Stated task: Pick out the lines below with "title" and list them.

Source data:
* * * * *

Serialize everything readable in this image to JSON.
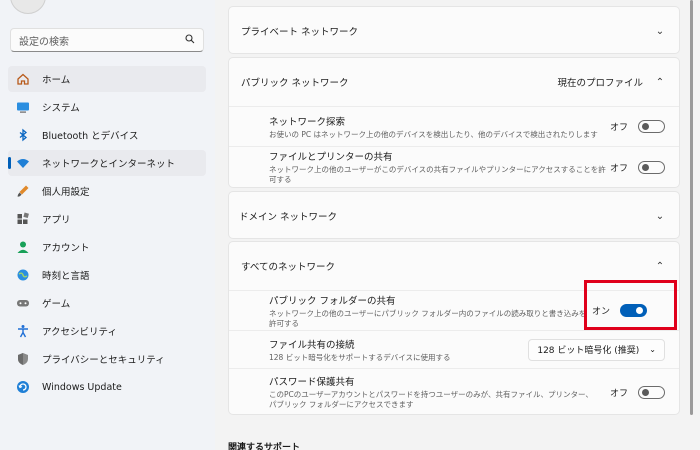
{
  "search": {
    "placeholder": "設定の検索"
  },
  "nav": {
    "items": [
      {
        "label": "ホーム",
        "icon": "home-icon"
      },
      {
        "label": "システム",
        "icon": "system-icon"
      },
      {
        "label": "Bluetooth とデバイス",
        "icon": "bluetooth-icon"
      },
      {
        "label": "ネットワークとインターネット",
        "icon": "wifi-icon"
      },
      {
        "label": "個人用設定",
        "icon": "brush-icon"
      },
      {
        "label": "アプリ",
        "icon": "apps-icon"
      },
      {
        "label": "アカウント",
        "icon": "account-icon"
      },
      {
        "label": "時刻と言語",
        "icon": "globe-clock-icon"
      },
      {
        "label": "ゲーム",
        "icon": "gamepad-icon"
      },
      {
        "label": "アクセシビリティ",
        "icon": "accessibility-icon"
      },
      {
        "label": "プライバシーとセキュリティ",
        "icon": "shield-icon"
      },
      {
        "label": "Windows Update",
        "icon": "update-icon"
      }
    ]
  },
  "private_network": {
    "title": "プライベート ネットワーク"
  },
  "public_network": {
    "title": "パブリック ネットワーク",
    "extra": "現在のプロファイル",
    "rows": [
      {
        "title": "ネットワーク探索",
        "desc": "お使いの PC はネットワーク上の他のデバイスを検出したり、他のデバイスで検出されたりします",
        "state": "オフ"
      },
      {
        "title": "ファイルとプリンターの共有",
        "desc": "ネットワーク上の他のユーザーがこのデバイスの共有ファイルやプリンターにアクセスすることを許可する",
        "state": "オフ"
      }
    ]
  },
  "domain_network": {
    "title": "ドメイン ネットワーク"
  },
  "all_networks": {
    "title": "すべてのネットワーク",
    "public_folder": {
      "title": "パブリック フォルダーの共有",
      "desc": "ネットワーク上の他のユーザーにパブリック フォルダー内のファイルの読み取りと書き込みを許可する",
      "state": "オン"
    },
    "file_sharing": {
      "title": "ファイル共有の接続",
      "desc": "128 ビット暗号化をサポートするデバイスに使用する",
      "value": "128 ビット暗号化 (推奨)"
    },
    "password_sharing": {
      "title": "パスワード保護共有",
      "desc": "このPCのユーザーアカウントとパスワードを持つユーザーのみが、共有ファイル、プリンター、パブリック フォルダーにアクセスできます",
      "state": "オフ"
    }
  },
  "related_support": "関連するサポート",
  "colors": {
    "accent": "#005fb8",
    "highlight": "#e0001b"
  }
}
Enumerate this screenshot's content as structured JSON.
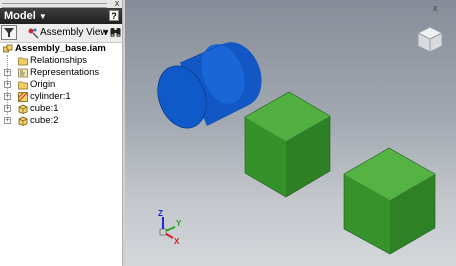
{
  "browser": {
    "title": "Model",
    "help_label": "?",
    "close_label": "x",
    "view_selector": "Assembly View",
    "tree": [
      {
        "label": "Assembly_base.iam",
        "kind": "assembly",
        "bold": true
      },
      {
        "label": "Relationships",
        "kind": "folder"
      },
      {
        "label": "Representations",
        "kind": "representations",
        "expandable": true
      },
      {
        "label": "Origin",
        "kind": "folder",
        "expandable": true
      },
      {
        "label": "cylinder:1",
        "kind": "part-constrained",
        "expandable": true
      },
      {
        "label": "cube:1",
        "kind": "part",
        "expandable": true
      },
      {
        "label": "cube:2",
        "kind": "part",
        "expandable": true
      }
    ]
  },
  "viewport": {
    "close_label": "x",
    "triad_labels": {
      "x": "X",
      "y": "Y",
      "z": "Z"
    }
  },
  "colors": {
    "cylinder": "#1160cf",
    "cube": "#3b9a2b",
    "header": "#2d2d2d",
    "x_axis": "#d62020",
    "y_axis": "#1fa81f",
    "z_axis": "#1a2ccf"
  }
}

* * * * *

Output of the exercise:
    "title": "プライベート ネットワーク"
    "title": "パブリック ネットワーク",
        "title": "ネットワーク探索",
        "title": "ファイルとプリンターの共有",
    "title": "ドメイン ネットワーク"
    "title": "すべてのネットワーク",
      "title": "パブリック フォルダーの共有",
      "title": "ファイル共有の接続",
      "title": "パスワード保護共有",
    "title": "Model",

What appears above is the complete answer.